** BEGIN Stored records **

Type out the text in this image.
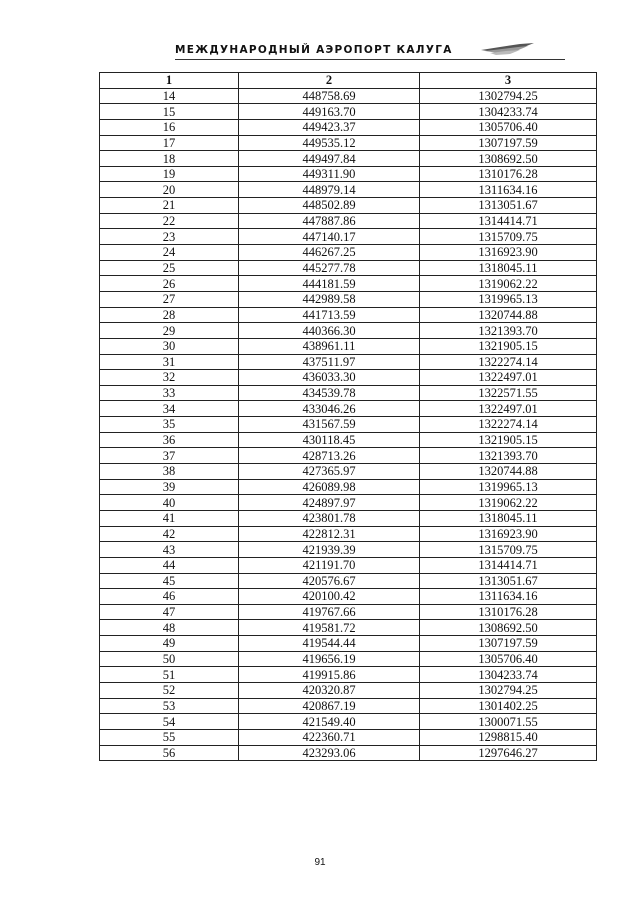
МЕЖДУНАРОДНЫЙ АЭРОПОРТ КАЛУГА
1	2	3
14	448758.69	1302794.25
15	449163.70	1304233.74
16	449423.37	1305706.40
17	449535.12	1307197.59
18	449497.84	1308692.50
19	449311.90	1310176.28
20	448979.14	1311634.16
21	448502.89	1313051.67
22	447887.86	1314414.71
23	447140.17	1315709.75
24	446267.25	1316923.90
25	445277.78	1318045.11
26	444181.59	1319062.22
27	442989.58	1319965.13
28	441713.59	1320744.88
29	440366.30	1321393.70
30	438961.11	1321905.15
31	437511.97	1322274.14
32	436033.30	1322497.01
33	434539.78	1322571.55
34	433046.26	1322497.01
35	431567.59	1322274.14
36	430118.45	1321905.15
37	428713.26	1321393.70
38	427365.97	1320744.88
39	426089.98	1319965.13
40	424897.97	1319062.22
41	423801.78	1318045.11
42	422812.31	1316923.90
43	421939.39	1315709.75
44	421191.70	1314414.71
45	420576.67	1313051.67
46	420100.42	1311634.16
47	419767.66	1310176.28
48	419581.72	1308692.50
49	419544.44	1307197.59
50	419656.19	1305706.40
51	419915.86	1304233.74
52	420320.87	1302794.25
53	420867.19	1301402.25
54	421549.40	1300071.55
55	422360.71	1298815.40
56	423293.06	1297646.27
91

** END Stored records **

Given request -> Retype all entries exactly as they appear, dropping the images.

Task output ->
Type out the text in this image.
МЕЖДУНАРОДНЫЙ АЭРОПОРТ КАЛУГА
1	2	3
14	448758.69	1302794.25
15	449163.70	1304233.74
16	449423.37	1305706.40
17	449535.12	1307197.59
18	449497.84	1308692.50
19	449311.90	1310176.28
20	448979.14	1311634.16
21	448502.89	1313051.67
22	447887.86	1314414.71
23	447140.17	1315709.75
24	446267.25	1316923.90
25	445277.78	1318045.11
26	444181.59	1319062.22
27	442989.58	1319965.13
28	441713.59	1320744.88
29	440366.30	1321393.70
30	438961.11	1321905.15
31	437511.97	1322274.14
32	436033.30	1322497.01
33	434539.78	1322571.55
34	433046.26	1322497.01
35	431567.59	1322274.14
36	430118.45	1321905.15
37	428713.26	1321393.70
38	427365.97	1320744.88
39	426089.98	1319965.13
40	424897.97	1319062.22
41	423801.78	1318045.11
42	422812.31	1316923.90
43	421939.39	1315709.75
44	421191.70	1314414.71
45	420576.67	1313051.67
46	420100.42	1311634.16
47	419767.66	1310176.28
48	419581.72	1308692.50
49	419544.44	1307197.59
50	419656.19	1305706.40
51	419915.86	1304233.74
52	420320.87	1302794.25
53	420867.19	1301402.25
54	421549.40	1300071.55
55	422360.71	1298815.40
56	423293.06	1297646.27
91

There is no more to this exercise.